The exercise
Retype each line exactly. Skip images.
--- Begin ---
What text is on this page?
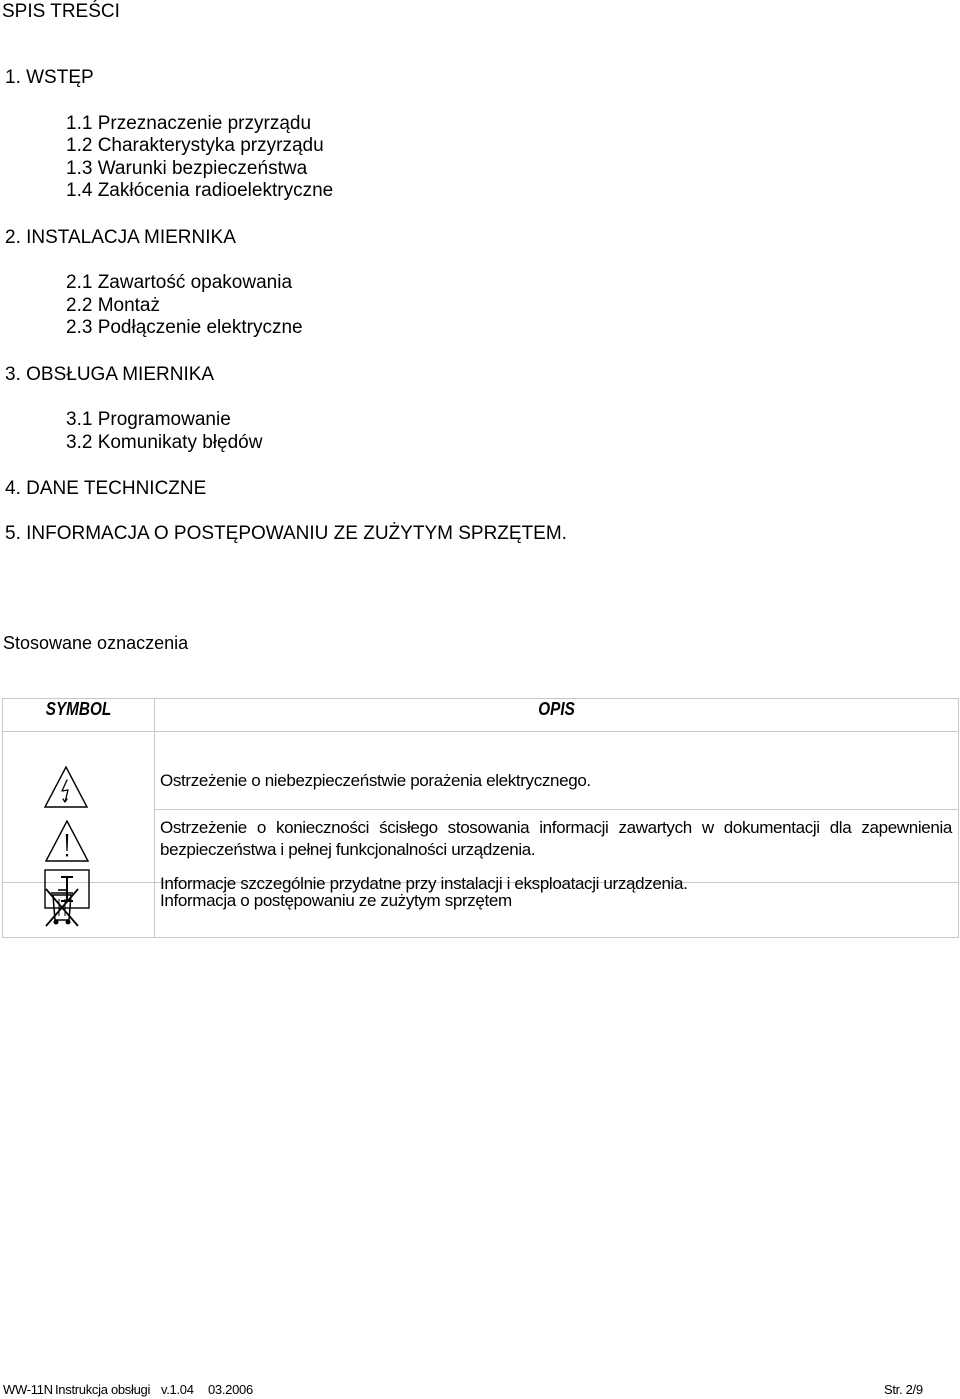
SPIS TREŚCI
1. WSTĘP
1.1 Przeznaczenie przyrządu
1.2 Charakterystyka przyrządu
1.3 Warunki bezpieczeństwa
1.4 Zakłócenia radioelektryczne
2. INSTALACJA MIERNIKA
2.1 Zawartość opakowania
2.2 Montaż
2.3 Podłączenie elektryczne
3. OBSŁUGA MIERNIKA
3.1 Programowanie
3.2 Komunikaty błędów
4. DANE TECHNICZNE
5. INFORMACJA O POSTĘPOWANIU ZE ZUŻYTYM SPRZĘTEM.
Stosowane oznaczenia
SYMBOL	OPIS

Ostrzeżenie o niebezpieczeństwie porażenia elektrycznego.
Ostrzeżenie o konieczności ścisłego stosowania informacji zawartych w dokumentacji dla zapewnienia bezpieczeństwa i pełnej funkcjonalności urządzenia.
Informacje szczególnie przydatne przy instalacji i eksploatacji urządzenia.

Informacja o postępowaniu ze zużytym sprzętem
WW-11N Instrukcja obsługi v.1.04 03.2006	Str. 2/9
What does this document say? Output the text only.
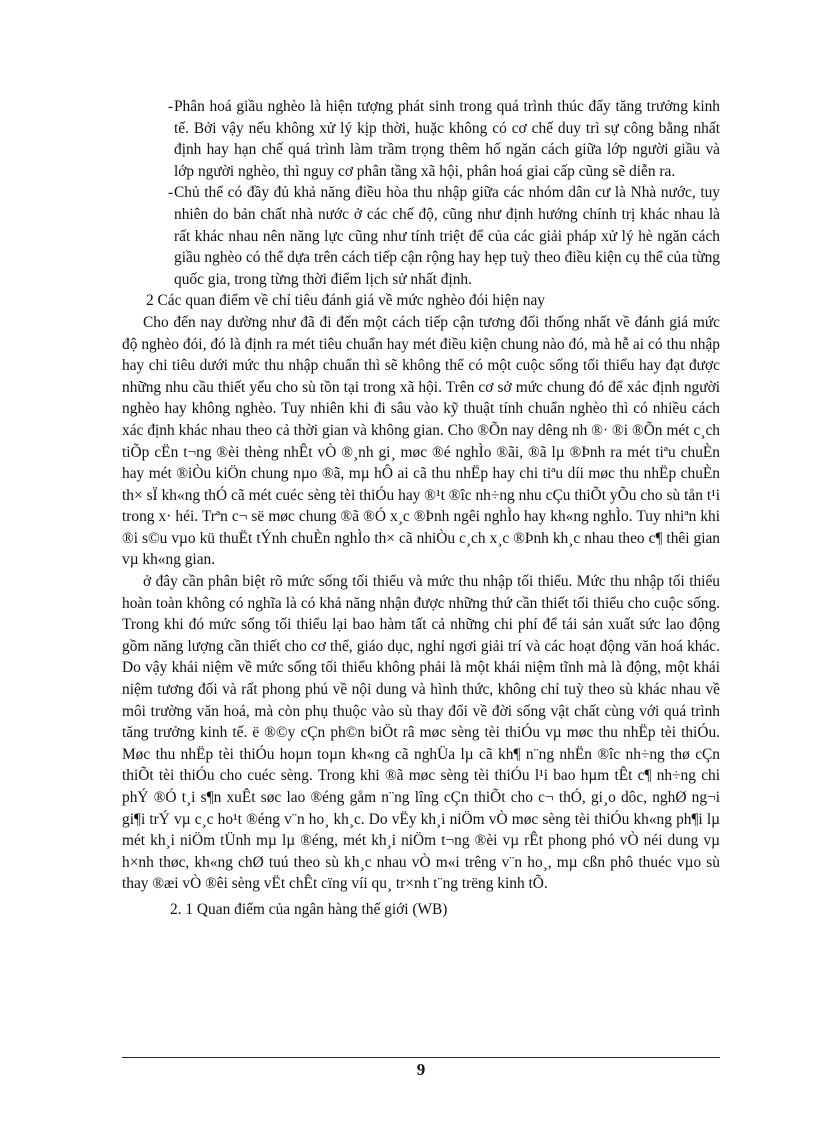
- Phân hoá giầu nghèo là hiện tượng phát sinh trong quá trình thúc đẩy tăng trưởng kinh tế. Bởi vậy nếu không xử lý kịp thời, huặc không có cơ chế duy trì sự công bằng nhất định hay hạn chế quá trình làm trầm trọng thêm hố ngăn cách giữa lớp người giầu và lớp người nghèo, thì nguy cơ phân tầng xã hội, phân hoá giai cấp cũng sẽ diễn ra.

- Chủ thể có đầy đủ khả năng điều hòa thu nhập giữa các nhóm dân cư là Nhà nước, tuy nhiên do bản chất nhà nước ở các chế độ, cũng như định hướng chính trị khác nhau là rất khác nhau nên năng lực cũng như tính triệt để của các giải pháp xử lý hè ngăn cách giầu nghèo có thể dựa trên cách tiếp cận rộng hay hẹp tuỳ theo điều kiện cụ thể của từng quốc gia, trong từng thời điểm lịch sử nhất định.

2 Các quan điểm về chỉ tiêu đánh giá về mức nghèo đói hiện nay

Cho đến nay dường như đã đi đến một cách tiếp cận tương đối thống nhất về đánh giá mức độ nghèo đói, đó là định ra mét tiêu chuẩn hay mét điều kiện chung nào đó, mà hễ ai có thu nhập hay chi tiêu dưới mức thu nhập chuẩn thì sẽ không thể có một cuộc sống tối thiểu hay đạt được những nhu cầu thiết yếu cho sù tồn tại trong xã hội. Trên cơ sở mức chung đó để xác định người nghèo hay không nghèo. Tuy nhiên khi đi sâu vào kỹ thuật tính chuẩn nghèo thì có nhiều cách xác định khác nhau theo cả thời gian và không gian. Cho ®Õn nay dêng nh ®· ®i ®Õn mét c¸ch tiÕp cËn t¬ng ®èi thèng nhÊt vÒ ®¸nh gi¸ møc ®é nghÌo ®ãi, ®ã lµ ®Þnh ra mét tiªu chuÈn hay mét ®iÒu kiÖn chung nµo ®ã, mµ hÔ ai cã thu nhËp hay chi tiªu díi møc thu nhËp chuÈn th× sÏ kh«ng thÓ cã mét cuéc sèng tèi thiÓu hay ®¹t ®îc nh÷ng nhu cÇu thiÕt yÕu cho sù tån t¹i trong x· héi. Trªn c¬ së møc chung ®ã ®Ó x¸c ®Þnh ngêi nghÌo hay kh«ng nghÌo. Tuy nhiªn khi ®i s©u vµo kü thuËt tÝnh chuÈn nghÌo th× cã nhiÒu c¸ch x¸c ®Þnh kh¸c nhau theo c¶ thêi gian vµ kh«ng gian.

ở đây cần phân biệt rõ mức sống tối thiểu và mức thu nhập tối thiểu. Mức thu nhập tối thiểu hoàn toàn không có nghĩa là có khả năng nhận được những thứ cần thiết tối thiểu cho cuộc sống. Trong khi đó mức sống tối thiểu lại bao hàm tất cả những chi phí để tái sản xuất sức lao động gồm năng lượng cần thiết cho cơ thể, giáo dục, nghỉ ngơi giải trí và các hoạt động văn hoá khác. Do vậy khái niệm về mức sống tối thiểu không phải là một khái niệm tĩnh mà là động, một khái niệm tương đối và rất phong phú về nội dung và hình thức, không chỉ tuỳ theo sù khác nhau về môi trường văn hoá, mà còn phụ thuộc vào sù thay đổi về đời sống vật chất cùng với quá trình tăng trưởng kinh tế. ë ®©y cÇn ph©n biÖt râ møc sèng tèi thiÓu vµ møc thu nhËp tèi thiÓu. Møc thu nhËp tèi thiÓu hoµn toµn kh«ng cã nghÜa lµ cã kh¶ n¨ng nhËn ®îc nh÷ng thø cÇn thiÕt tèi thiÓu cho cuéc sèng. Trong khi ®ã møc sèng tèi thiÓu l¹i bao hµm tÊt c¶ nh÷ng chi phÝ ®Ó t¸i s¶n xuÊt søc lao ®éng gåm n¨ng lîng cÇn thiÕt cho c¬ thÓ, gi¸o dôc, nghØ ng¬i gi¶i trÝ vµ c¸c ho¹t ®éng v¨n ho¸ kh¸c. Do vËy kh¸i niÖm vÒ møc sèng tèi thiÓu kh«ng ph¶i lµ mét kh¸i niÖm tÜnh mµ lµ ®éng, mét kh¸i niÖm t¬ng ®èi vµ rÊt phong phó vÒ néi dung vµ h×nh thøc, kh«ng chØ tuú theo sù kh¸c nhau vÒ m«i trêng v¨n ho¸, mµ cßn phô thuéc vµo sù thay ®æi vÒ ®êi sèng vËt chÊt cïng víi qu¸ tr×nh t¨ng trëng kinh tÕ.

2. 1 Quan điểm của ngân hàng thế giới (WB)

9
--- End ---
Exercise response
What text is on this page?
SPIS TREŚCI
1. WSTĘP
1.1 Przeznaczenie przyrządu
1.2 Charakterystyka przyrządu
1.3 Warunki bezpieczeństwa
1.4 Zakłócenia radioelektryczne
2. INSTALACJA MIERNIKA
2.1 Zawartość opakowania
2.2 Montaż
2.3 Podłączenie elektryczne
3. OBSŁUGA MIERNIKA
3.1 Programowanie
3.2 Komunikaty błędów
4. DANE TECHNICZNE
5. INFORMACJA O POSTĘPOWANIU ZE ZUŻYTYM SPRZĘTEM.
Stosowane oznaczenia
SYMBOL	OPIS

Ostrzeżenie o niebezpieczeństwie porażenia elektrycznego.
Ostrzeżenie o konieczności ścisłego stosowania informacji zawartych w dokumentacji dla zapewnienia bezpieczeństwa i pełnej funkcjonalności urządzenia.
Informacje szczególnie przydatne przy instalacji i eksploatacji urządzenia.

Informacja o postępowaniu ze zużytym sprzętem
WW-11N Instrukcja obsługi v.1.04 03.2006	Str. 2/9
What does this document say? Output the text only.
- Phân hoá giầu nghèo là hiện tượng phát sinh trong quá trình thúc đẩy tăng trưởng kinh tế. Bởi vậy nếu không xử lý kịp thời, huặc không có cơ chế duy trì sự công bằng nhất định hay hạn chế quá trình làm trầm trọng thêm hố ngăn cách giữa lớp người giầu và lớp người nghèo, thì nguy cơ phân tầng xã hội, phân hoá giai cấp cũng sẽ diễn ra.

- Chủ thể có đầy đủ khả năng điều hòa thu nhập giữa các nhóm dân cư là Nhà nước, tuy nhiên do bản chất nhà nước ở các chế độ, cũng như định hướng chính trị khác nhau là rất khác nhau nên năng lực cũng như tính triệt để của các giải pháp xử lý hè ngăn cách giầu nghèo có thể dựa trên cách tiếp cận rộng hay hẹp tuỳ theo điều kiện cụ thể của từng quốc gia, trong từng thời điểm lịch sử nhất định.

2 Các quan điểm về chỉ tiêu đánh giá về mức nghèo đói hiện nay

Cho đến nay dường như đã đi đến một cách tiếp cận tương đối thống nhất về đánh giá mức độ nghèo đói, đó là định ra mét tiêu chuẩn hay mét điều kiện chung nào đó, mà hễ ai có thu nhập hay chi tiêu dưới mức thu nhập chuẩn thì sẽ không thể có một cuộc sống tối thiểu hay đạt được những nhu cầu thiết yếu cho sù tồn tại trong xã hội. Trên cơ sở mức chung đó để xác định người nghèo hay không nghèo. Tuy nhiên khi đi sâu vào kỹ thuật tính chuẩn nghèo thì có nhiều cách xác định khác nhau theo cả thời gian và không gian. Cho ®Õn nay dêng nh ®· ®i ®Õn mét c¸ch tiÕp cËn t¬ng ®èi thèng nhÊt vÒ ®¸nh gi¸ møc ®é nghÌo ®ãi, ®ã lµ ®Þnh ra mét tiªu chuÈn hay mét ®iÒu kiÖn chung nµo ®ã, mµ hÔ ai cã thu nhËp hay chi tiªu díi møc thu nhËp chuÈn th× sÏ kh«ng thÓ cã mét cuéc sèng tèi thiÓu hay ®¹t ®îc nh÷ng nhu cÇu thiÕt yÕu cho sù tån t¹i trong x· héi. Trªn c¬ së møc chung ®ã ®Ó x¸c ®Þnh ngêi nghÌo hay kh«ng nghÌo. Tuy nhiªn khi ®i s©u vµo kü thuËt tÝnh chuÈn nghÌo th× cã nhiÒu c¸ch x¸c ®Þnh kh¸c nhau theo c¶ thêi gian vµ kh«ng gian.

ở đây cần phân biệt rõ mức sống tối thiểu và mức thu nhập tối thiểu. Mức thu nhập tối thiểu hoàn toàn không có nghĩa là có khả năng nhận được những thứ cần thiết tối thiểu cho cuộc sống. Trong khi đó mức sống tối thiểu lại bao hàm tất cả những chi phí để tái sản xuất sức lao động gồm năng lượng cần thiết cho cơ thể, giáo dục, nghỉ ngơi giải trí và các hoạt động văn hoá khác. Do vậy khái niệm về mức sống tối thiểu không phải là một khái niệm tĩnh mà là động, một khái niệm tương đối và rất phong phú về nội dung và hình thức, không chỉ tuỳ theo sù khác nhau về môi trường văn hoá, mà còn phụ thuộc vào sù thay đổi về đời sống vật chất cùng với quá trình tăng trưởng kinh tế. ë ®©y cÇn ph©n biÖt râ møc sèng tèi thiÓu vµ møc thu nhËp tèi thiÓu. Møc thu nhËp tèi thiÓu hoµn toµn kh«ng cã nghÜa lµ cã kh¶ n¨ng nhËn ®îc nh÷ng thø cÇn thiÕt tèi thiÓu cho cuéc sèng. Trong khi ®ã møc sèng tèi thiÓu l¹i bao hµm tÊt c¶ nh÷ng chi phÝ ®Ó t¸i s¶n xuÊt søc lao ®éng gåm n¨ng lîng cÇn thiÕt cho c¬ thÓ, gi¸o dôc, nghØ ng¬i gi¶i trÝ vµ c¸c ho¹t ®éng v¨n ho¸ kh¸c. Do vËy kh¸i niÖm vÒ møc sèng tèi thiÓu kh«ng ph¶i lµ mét kh¸i niÖm tÜnh mµ lµ ®éng, mét kh¸i niÖm t¬ng ®èi vµ rÊt phong phó vÒ néi dung vµ h×nh thøc, kh«ng chØ tuú theo sù kh¸c nhau vÒ m«i trêng v¨n ho¸, mµ cßn phô thuéc vµo sù thay ®æi vÒ ®êi sèng vËt chÊt cïng víi qu¸ tr×nh t¨ng trëng kinh tÕ.

2. 1 Quan điểm của ngân hàng thế giới (WB)

9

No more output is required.